Figure dataset records:
+-------+
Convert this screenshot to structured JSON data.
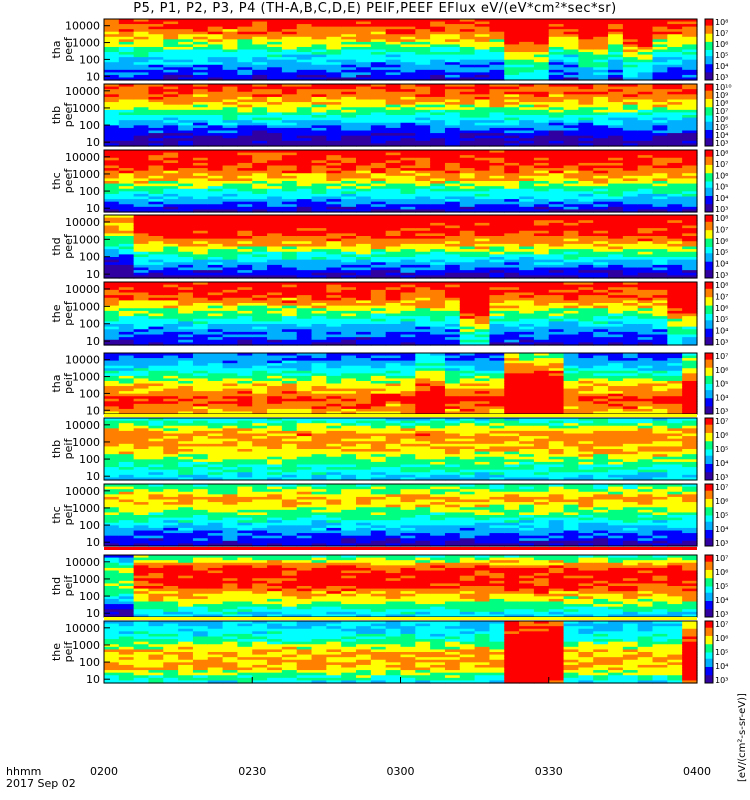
{
  "title": "P5, P1, P2, P3, P4 (TH-A,B,C,D,E) PEIF,PEEF EFlux eV/(eV*cm²*sec*sr)",
  "colorbar_unit": "[eV/(cm²-s-sr-eV)]",
  "x_axis": {
    "label_line1": "hhmm",
    "label_line2": "2017 Sep 02",
    "ticks": [
      "0200",
      "0230",
      "0300",
      "0330",
      "0400"
    ]
  },
  "colors": {
    "frame": "#000000",
    "separator_red": "#ff0000",
    "separator_yellow": "#ffff00"
  },
  "chart_data": {
    "type": "heatmap",
    "x_range_minutes": [
      0,
      120
    ],
    "y_scale": "log",
    "y_ticks": [
      "10",
      "100",
      "1000",
      "10000"
    ],
    "y_tick_values": [
      10,
      100,
      1000,
      10000
    ],
    "colormap": [
      "#3000a0",
      "#0000ff",
      "#00b0ff",
      "#00ffff",
      "#00ff80",
      "#ffff00",
      "#ff8000",
      "#ff0000"
    ],
    "panels": [
      {
        "probe": "tha",
        "species": "peef",
        "cbar_labels": [
          "10³",
          "10⁴",
          "10⁵",
          "10⁶",
          "10⁷",
          "10⁸"
        ],
        "bands": [
          0.15,
          0.3,
          0.55,
          0.8,
          0.95
        ],
        "events": [
          {
            "start": 81,
            "end": 90,
            "shift": 0.25
          },
          {
            "start": 96,
            "end": 102,
            "shift": 0.15
          },
          {
            "start": 106,
            "end": 111,
            "shift": 0.2
          }
        ]
      },
      {
        "probe": "thb",
        "species": "peef",
        "cbar_labels": [
          "10³",
          "10⁴",
          "10⁵",
          "10⁶",
          "10⁷",
          "10⁸",
          "10⁹",
          "10¹⁰"
        ],
        "bands": [
          0.05,
          0.2,
          0.5,
          0.8,
          0.9
        ],
        "events": []
      },
      {
        "probe": "thc",
        "species": "peef",
        "cbar_labels": [
          "10³",
          "10⁴",
          "10⁵",
          "10⁶",
          "10⁷",
          "10⁸"
        ],
        "bands": [
          0.1,
          0.4,
          0.7,
          0.9,
          0.95
        ],
        "events": []
      },
      {
        "probe": "thd",
        "species": "peef",
        "cbar_labels": [
          "10³",
          "10⁴",
          "10⁵",
          "10⁶",
          "10⁷",
          "10⁸"
        ],
        "bands": [
          0.05,
          0.35,
          0.7,
          0.95,
          0.95
        ],
        "events": [
          {
            "start": 0,
            "end": 5,
            "shift": -0.2
          }
        ]
      },
      {
        "probe": "the",
        "species": "peef",
        "cbar_labels": [
          "10³",
          "10⁴",
          "10⁵",
          "10⁶",
          "10⁷",
          "10⁸"
        ],
        "bands": [
          0.15,
          0.3,
          0.6,
          0.85,
          0.95
        ],
        "events": [
          {
            "start": 72,
            "end": 78,
            "shift": 0.3
          },
          {
            "start": 115,
            "end": 120,
            "shift": 0.2
          }
        ]
      },
      {
        "probe": "tha",
        "species": "peif",
        "cbar_labels": [
          "10³",
          "10⁴",
          "10⁵",
          "10⁶",
          "10⁷"
        ],
        "bands": [
          0.75,
          0.9,
          0.7,
          0.4,
          0.2
        ],
        "events": [
          {
            "start": 64,
            "end": 70,
            "shift": 0.15
          },
          {
            "start": 81,
            "end": 92,
            "shift": 0.4
          },
          {
            "start": 116,
            "end": 120,
            "shift": 0.3
          }
        ]
      },
      {
        "probe": "thb",
        "species": "peif",
        "cbar_labels": [
          "10³",
          "10⁴",
          "10⁵",
          "10⁶",
          "10⁷"
        ],
        "bands": [
          0.35,
          0.55,
          0.75,
          0.8,
          0.4
        ],
        "events": []
      },
      {
        "probe": "thc",
        "species": "peif",
        "cbar_labels": [
          "10³",
          "10⁴",
          "10⁵",
          "10⁶",
          "10⁷"
        ],
        "bands": [
          0.1,
          0.3,
          0.55,
          0.8,
          0.5
        ],
        "events": []
      },
      {
        "probe": "thd",
        "species": "peif",
        "cbar_labels": [
          "10³",
          "10⁴",
          "10⁵",
          "10⁶",
          "10⁷"
        ],
        "bands": [
          0.35,
          0.65,
          0.9,
          0.95,
          0.5
        ],
        "events": [
          {
            "start": 0,
            "end": 6,
            "shift": -0.3
          }
        ]
      },
      {
        "probe": "the",
        "species": "peif",
        "cbar_labels": [
          "10³",
          "10⁴",
          "10⁵",
          "10⁶",
          "10⁷"
        ],
        "bands": [
          0.4,
          0.75,
          0.75,
          0.45,
          0.35
        ],
        "events": [
          {
            "start": 81,
            "end": 93,
            "shift": 0.5
          },
          {
            "start": 116,
            "end": 120,
            "shift": 0.35
          }
        ]
      }
    ]
  }
}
+-------+
Give all the lines above again, character for character, without pictures.

Convert this screenshot to structured JSON data.
{
  "title": "P5, P1, P2, P3, P4 (TH-A,B,C,D,E) PEIF,PEEF EFlux eV/(eV*cm²*sec*sr)",
  "colorbar_unit": "[eV/(cm²-s-sr-eV)]",
  "x_axis": {
    "label_line1": "hhmm",
    "label_line2": "2017 Sep 02",
    "ticks": [
      "0200",
      "0230",
      "0300",
      "0330",
      "0400"
    ]
  },
  "colors": {
    "frame": "#000000",
    "separator_red": "#ff0000",
    "separator_yellow": "#ffff00"
  },
  "chart_data": {
    "type": "heatmap",
    "x_range_minutes": [
      0,
      120
    ],
    "y_scale": "log",
    "y_ticks": [
      "10",
      "100",
      "1000",
      "10000"
    ],
    "y_tick_values": [
      10,
      100,
      1000,
      10000
    ],
    "colormap": [
      "#3000a0",
      "#0000ff",
      "#00b0ff",
      "#00ffff",
      "#00ff80",
      "#ffff00",
      "#ff8000",
      "#ff0000"
    ],
    "panels": [
      {
        "probe": "tha",
        "species": "peef",
        "cbar_labels": [
          "10³",
          "10⁴",
          "10⁵",
          "10⁶",
          "10⁷",
          "10⁸"
        ],
        "bands": [
          0.15,
          0.3,
          0.55,
          0.8,
          0.95
        ],
        "events": [
          {
            "start": 81,
            "end": 90,
            "shift": 0.25
          },
          {
            "start": 96,
            "end": 102,
            "shift": 0.15
          },
          {
            "start": 106,
            "end": 111,
            "shift": 0.2
          }
        ]
      },
      {
        "probe": "thb",
        "species": "peef",
        "cbar_labels": [
          "10³",
          "10⁴",
          "10⁵",
          "10⁶",
          "10⁷",
          "10⁸",
          "10⁹",
          "10¹⁰"
        ],
        "bands": [
          0.05,
          0.2,
          0.5,
          0.8,
          0.9
        ],
        "events": []
      },
      {
        "probe": "thc",
        "species": "peef",
        "cbar_labels": [
          "10³",
          "10⁴",
          "10⁵",
          "10⁶",
          "10⁷",
          "10⁸"
        ],
        "bands": [
          0.1,
          0.4,
          0.7,
          0.9,
          0.95
        ],
        "events": []
      },
      {
        "probe": "thd",
        "species": "peef",
        "cbar_labels": [
          "10³",
          "10⁴",
          "10⁵",
          "10⁶",
          "10⁷",
          "10⁸"
        ],
        "bands": [
          0.05,
          0.35,
          0.7,
          0.95,
          0.95
        ],
        "events": [
          {
            "start": 0,
            "end": 5,
            "shift": -0.2
          }
        ]
      },
      {
        "probe": "the",
        "species": "peef",
        "cbar_labels": [
          "10³",
          "10⁴",
          "10⁵",
          "10⁶",
          "10⁷",
          "10⁸"
        ],
        "bands": [
          0.15,
          0.3,
          0.6,
          0.85,
          0.95
        ],
        "events": [
          {
            "start": 72,
            "end": 78,
            "shift": 0.3
          },
          {
            "start": 115,
            "end": 120,
            "shift": 0.2
          }
        ]
      },
      {
        "probe": "tha",
        "species": "peif",
        "cbar_labels": [
          "10³",
          "10⁴",
          "10⁵",
          "10⁶",
          "10⁷"
        ],
        "bands": [
          0.75,
          0.9,
          0.7,
          0.4,
          0.2
        ],
        "events": [
          {
            "start": 64,
            "end": 70,
            "shift": 0.15
          },
          {
            "start": 81,
            "end": 92,
            "shift": 0.4
          },
          {
            "start": 116,
            "end": 120,
            "shift": 0.3
          }
        ]
      },
      {
        "probe": "thb",
        "species": "peif",
        "cbar_labels": [
          "10³",
          "10⁴",
          "10⁵",
          "10⁶",
          "10⁷"
        ],
        "bands": [
          0.35,
          0.55,
          0.75,
          0.8,
          0.4
        ],
        "events": []
      },
      {
        "probe": "thc",
        "species": "peif",
        "cbar_labels": [
          "10³",
          "10⁴",
          "10⁵",
          "10⁶",
          "10⁷"
        ],
        "bands": [
          0.1,
          0.3,
          0.55,
          0.8,
          0.5
        ],
        "events": []
      },
      {
        "probe": "thd",
        "species": "peif",
        "cbar_labels": [
          "10³",
          "10⁴",
          "10⁵",
          "10⁶",
          "10⁷"
        ],
        "bands": [
          0.35,
          0.65,
          0.9,
          0.95,
          0.5
        ],
        "events": [
          {
            "start": 0,
            "end": 6,
            "shift": -0.3
          }
        ]
      },
      {
        "probe": "the",
        "species": "peif",
        "cbar_labels": [
          "10³",
          "10⁴",
          "10⁵",
          "10⁶",
          "10⁷"
        ],
        "bands": [
          0.4,
          0.75,
          0.75,
          0.45,
          0.35
        ],
        "events": [
          {
            "start": 81,
            "end": 93,
            "shift": 0.5
          },
          {
            "start": 116,
            "end": 120,
            "shift": 0.35
          }
        ]
      }
    ]
  }
}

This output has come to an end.